→ THE REQUEST
Wherever the word "August" appears in the entries, copy the whole line.

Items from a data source

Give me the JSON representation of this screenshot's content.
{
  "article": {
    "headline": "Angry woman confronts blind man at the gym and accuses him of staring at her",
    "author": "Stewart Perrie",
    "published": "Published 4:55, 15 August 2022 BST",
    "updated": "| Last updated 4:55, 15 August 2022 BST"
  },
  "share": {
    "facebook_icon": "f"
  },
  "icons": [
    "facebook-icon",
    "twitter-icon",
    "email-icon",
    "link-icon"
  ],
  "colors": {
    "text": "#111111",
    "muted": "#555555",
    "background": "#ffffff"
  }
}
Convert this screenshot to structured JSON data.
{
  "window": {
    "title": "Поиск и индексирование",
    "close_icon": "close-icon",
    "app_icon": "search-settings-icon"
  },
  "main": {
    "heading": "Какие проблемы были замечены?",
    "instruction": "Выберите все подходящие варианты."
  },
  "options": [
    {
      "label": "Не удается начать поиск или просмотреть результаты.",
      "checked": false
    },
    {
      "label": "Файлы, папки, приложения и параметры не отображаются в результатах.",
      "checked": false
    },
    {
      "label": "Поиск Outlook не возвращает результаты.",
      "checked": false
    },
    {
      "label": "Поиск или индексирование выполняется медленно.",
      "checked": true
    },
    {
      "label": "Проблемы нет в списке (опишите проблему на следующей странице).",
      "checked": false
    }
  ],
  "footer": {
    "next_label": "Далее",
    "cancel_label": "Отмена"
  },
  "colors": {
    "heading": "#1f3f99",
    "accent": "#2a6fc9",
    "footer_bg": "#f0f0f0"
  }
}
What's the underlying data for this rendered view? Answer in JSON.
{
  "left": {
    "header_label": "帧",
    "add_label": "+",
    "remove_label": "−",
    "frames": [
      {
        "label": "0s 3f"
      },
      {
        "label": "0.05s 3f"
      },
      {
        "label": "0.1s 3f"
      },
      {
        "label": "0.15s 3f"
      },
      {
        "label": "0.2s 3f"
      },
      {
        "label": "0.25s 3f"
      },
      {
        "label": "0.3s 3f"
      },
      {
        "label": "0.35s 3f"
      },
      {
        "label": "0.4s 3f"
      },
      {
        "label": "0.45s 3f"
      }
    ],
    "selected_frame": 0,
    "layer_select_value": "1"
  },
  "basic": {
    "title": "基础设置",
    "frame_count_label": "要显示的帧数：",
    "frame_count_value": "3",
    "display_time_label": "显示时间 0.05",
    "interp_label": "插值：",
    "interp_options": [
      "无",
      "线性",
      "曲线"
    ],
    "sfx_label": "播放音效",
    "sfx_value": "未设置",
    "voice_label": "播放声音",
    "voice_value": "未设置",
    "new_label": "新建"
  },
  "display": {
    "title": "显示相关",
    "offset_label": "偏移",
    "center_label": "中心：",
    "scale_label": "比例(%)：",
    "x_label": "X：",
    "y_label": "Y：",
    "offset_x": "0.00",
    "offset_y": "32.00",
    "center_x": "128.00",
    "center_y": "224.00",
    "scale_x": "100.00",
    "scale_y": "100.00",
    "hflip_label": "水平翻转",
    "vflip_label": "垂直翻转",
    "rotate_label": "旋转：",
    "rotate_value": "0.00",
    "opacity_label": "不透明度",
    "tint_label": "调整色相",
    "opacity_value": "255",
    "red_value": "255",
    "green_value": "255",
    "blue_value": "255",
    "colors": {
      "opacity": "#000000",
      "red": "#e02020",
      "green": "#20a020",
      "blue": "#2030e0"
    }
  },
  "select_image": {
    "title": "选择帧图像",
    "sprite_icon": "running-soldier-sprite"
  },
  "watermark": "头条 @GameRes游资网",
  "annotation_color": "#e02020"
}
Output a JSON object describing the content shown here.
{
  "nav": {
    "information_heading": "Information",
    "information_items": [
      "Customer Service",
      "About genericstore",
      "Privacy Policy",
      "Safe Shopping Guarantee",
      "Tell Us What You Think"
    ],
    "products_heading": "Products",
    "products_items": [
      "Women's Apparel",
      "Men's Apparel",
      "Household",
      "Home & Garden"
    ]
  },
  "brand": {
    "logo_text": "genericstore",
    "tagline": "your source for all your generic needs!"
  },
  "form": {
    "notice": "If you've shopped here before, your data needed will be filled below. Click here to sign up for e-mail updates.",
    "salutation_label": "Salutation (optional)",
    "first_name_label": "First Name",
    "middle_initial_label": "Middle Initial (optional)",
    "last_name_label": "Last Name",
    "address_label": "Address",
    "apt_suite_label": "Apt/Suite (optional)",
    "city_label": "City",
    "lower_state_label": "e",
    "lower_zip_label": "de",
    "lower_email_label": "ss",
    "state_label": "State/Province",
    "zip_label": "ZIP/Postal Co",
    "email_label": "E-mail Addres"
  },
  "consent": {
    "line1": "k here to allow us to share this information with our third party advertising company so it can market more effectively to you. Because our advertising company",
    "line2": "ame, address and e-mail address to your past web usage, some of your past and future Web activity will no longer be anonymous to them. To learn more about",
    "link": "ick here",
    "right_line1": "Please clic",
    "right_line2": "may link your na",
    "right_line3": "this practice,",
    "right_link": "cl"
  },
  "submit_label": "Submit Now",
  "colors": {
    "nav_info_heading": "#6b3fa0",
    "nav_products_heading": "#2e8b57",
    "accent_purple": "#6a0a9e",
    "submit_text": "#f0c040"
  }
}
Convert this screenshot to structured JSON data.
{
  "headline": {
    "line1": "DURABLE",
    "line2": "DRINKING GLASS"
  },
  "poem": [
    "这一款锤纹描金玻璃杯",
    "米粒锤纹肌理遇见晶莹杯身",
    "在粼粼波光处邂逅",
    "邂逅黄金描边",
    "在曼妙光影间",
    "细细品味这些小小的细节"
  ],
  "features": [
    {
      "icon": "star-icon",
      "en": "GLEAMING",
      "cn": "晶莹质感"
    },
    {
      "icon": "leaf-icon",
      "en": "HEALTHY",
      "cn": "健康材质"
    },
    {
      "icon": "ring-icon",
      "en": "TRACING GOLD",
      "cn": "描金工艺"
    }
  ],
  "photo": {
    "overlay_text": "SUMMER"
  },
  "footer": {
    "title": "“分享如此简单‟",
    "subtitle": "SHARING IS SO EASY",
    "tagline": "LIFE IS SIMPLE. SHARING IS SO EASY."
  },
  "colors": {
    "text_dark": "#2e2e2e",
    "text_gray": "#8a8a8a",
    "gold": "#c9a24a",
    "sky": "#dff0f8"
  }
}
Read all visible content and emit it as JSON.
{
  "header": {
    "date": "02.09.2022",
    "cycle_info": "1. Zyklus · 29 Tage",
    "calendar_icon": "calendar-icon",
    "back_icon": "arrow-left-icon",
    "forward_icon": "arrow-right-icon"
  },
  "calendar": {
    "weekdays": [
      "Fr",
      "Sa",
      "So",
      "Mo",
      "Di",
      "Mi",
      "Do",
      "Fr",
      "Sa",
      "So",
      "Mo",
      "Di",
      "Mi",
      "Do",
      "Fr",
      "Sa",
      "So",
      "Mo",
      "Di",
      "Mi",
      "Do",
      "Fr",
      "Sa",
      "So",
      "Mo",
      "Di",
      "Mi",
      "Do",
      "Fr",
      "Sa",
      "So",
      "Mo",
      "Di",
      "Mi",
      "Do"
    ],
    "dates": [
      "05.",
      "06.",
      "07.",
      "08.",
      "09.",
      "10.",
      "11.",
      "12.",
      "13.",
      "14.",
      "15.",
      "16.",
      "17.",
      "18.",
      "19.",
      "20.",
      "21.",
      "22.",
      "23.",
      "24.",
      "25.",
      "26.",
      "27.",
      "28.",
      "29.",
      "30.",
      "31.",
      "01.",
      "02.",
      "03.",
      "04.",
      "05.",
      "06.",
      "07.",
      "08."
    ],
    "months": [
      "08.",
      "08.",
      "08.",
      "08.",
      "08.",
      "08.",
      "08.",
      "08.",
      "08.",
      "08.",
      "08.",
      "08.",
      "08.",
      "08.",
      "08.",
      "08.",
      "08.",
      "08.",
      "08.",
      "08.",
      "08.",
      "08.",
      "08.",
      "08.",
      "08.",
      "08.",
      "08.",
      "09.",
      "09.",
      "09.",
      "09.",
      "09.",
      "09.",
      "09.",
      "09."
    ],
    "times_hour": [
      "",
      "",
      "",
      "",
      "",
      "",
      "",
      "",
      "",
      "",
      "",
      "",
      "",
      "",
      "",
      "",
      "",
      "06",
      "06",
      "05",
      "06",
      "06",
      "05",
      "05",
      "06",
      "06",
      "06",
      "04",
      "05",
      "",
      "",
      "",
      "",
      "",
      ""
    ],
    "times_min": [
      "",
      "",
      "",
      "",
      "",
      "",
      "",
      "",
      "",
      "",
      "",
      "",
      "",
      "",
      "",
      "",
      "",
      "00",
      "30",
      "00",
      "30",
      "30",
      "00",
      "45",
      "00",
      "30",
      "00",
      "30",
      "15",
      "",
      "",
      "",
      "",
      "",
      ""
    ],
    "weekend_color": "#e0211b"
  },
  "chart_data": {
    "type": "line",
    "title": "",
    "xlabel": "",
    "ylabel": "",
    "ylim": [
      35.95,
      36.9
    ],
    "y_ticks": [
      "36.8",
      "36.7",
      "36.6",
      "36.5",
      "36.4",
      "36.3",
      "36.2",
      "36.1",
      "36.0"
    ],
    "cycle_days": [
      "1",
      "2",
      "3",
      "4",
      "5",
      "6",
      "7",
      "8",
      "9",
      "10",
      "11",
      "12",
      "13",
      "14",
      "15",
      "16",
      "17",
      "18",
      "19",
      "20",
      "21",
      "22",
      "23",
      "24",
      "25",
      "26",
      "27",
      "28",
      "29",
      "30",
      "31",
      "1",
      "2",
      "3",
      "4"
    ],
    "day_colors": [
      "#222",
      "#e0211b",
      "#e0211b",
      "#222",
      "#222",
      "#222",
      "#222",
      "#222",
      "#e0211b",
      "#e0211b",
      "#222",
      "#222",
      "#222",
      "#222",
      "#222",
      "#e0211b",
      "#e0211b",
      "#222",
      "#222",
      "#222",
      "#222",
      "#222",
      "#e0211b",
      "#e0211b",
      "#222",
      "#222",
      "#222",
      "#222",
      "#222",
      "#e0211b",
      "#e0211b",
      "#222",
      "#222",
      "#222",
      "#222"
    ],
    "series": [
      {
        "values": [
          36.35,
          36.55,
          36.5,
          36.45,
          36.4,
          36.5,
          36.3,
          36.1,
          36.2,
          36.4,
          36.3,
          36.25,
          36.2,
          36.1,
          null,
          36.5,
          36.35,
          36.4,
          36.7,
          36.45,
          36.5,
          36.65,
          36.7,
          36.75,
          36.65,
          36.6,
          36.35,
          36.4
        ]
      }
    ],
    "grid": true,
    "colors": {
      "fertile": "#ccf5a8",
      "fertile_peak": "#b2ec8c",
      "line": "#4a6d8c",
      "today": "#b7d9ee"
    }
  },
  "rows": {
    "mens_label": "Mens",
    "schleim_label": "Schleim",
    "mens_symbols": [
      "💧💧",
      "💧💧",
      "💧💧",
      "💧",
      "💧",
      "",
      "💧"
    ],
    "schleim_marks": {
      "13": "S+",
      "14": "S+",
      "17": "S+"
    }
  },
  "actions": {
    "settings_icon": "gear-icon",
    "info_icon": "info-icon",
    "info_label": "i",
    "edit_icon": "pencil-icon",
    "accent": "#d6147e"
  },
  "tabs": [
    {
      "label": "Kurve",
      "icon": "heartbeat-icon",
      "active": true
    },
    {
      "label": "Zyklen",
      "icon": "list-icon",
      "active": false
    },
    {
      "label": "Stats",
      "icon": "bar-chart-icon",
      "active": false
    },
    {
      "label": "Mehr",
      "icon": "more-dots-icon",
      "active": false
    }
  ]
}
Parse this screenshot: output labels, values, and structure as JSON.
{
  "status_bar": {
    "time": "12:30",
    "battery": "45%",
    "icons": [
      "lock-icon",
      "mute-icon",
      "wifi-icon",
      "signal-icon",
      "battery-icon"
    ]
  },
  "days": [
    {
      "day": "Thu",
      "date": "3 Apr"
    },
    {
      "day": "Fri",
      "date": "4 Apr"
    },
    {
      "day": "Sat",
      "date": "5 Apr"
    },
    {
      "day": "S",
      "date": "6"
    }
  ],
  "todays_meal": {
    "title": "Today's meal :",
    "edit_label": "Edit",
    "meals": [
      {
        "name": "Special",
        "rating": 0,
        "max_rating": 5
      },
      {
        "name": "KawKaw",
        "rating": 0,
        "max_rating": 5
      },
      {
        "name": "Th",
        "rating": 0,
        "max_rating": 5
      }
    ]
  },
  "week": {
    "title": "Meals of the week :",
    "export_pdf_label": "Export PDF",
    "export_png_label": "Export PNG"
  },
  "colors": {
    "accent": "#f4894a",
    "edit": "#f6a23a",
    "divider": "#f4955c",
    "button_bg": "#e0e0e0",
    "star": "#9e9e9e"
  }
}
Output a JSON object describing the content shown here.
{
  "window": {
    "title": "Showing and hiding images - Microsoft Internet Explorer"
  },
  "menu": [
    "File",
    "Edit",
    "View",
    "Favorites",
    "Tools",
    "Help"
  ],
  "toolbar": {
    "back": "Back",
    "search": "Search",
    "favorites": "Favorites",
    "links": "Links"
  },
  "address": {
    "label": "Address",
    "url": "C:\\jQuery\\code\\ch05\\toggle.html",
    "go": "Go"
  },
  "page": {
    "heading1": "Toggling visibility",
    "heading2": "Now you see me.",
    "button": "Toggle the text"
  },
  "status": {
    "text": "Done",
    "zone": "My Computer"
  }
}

→ TASK ANSWER
    "published": "Published 4:55, 15 August 2022 BST",
    "updated": "| Last updated 4:55, 15 August 2022 BST"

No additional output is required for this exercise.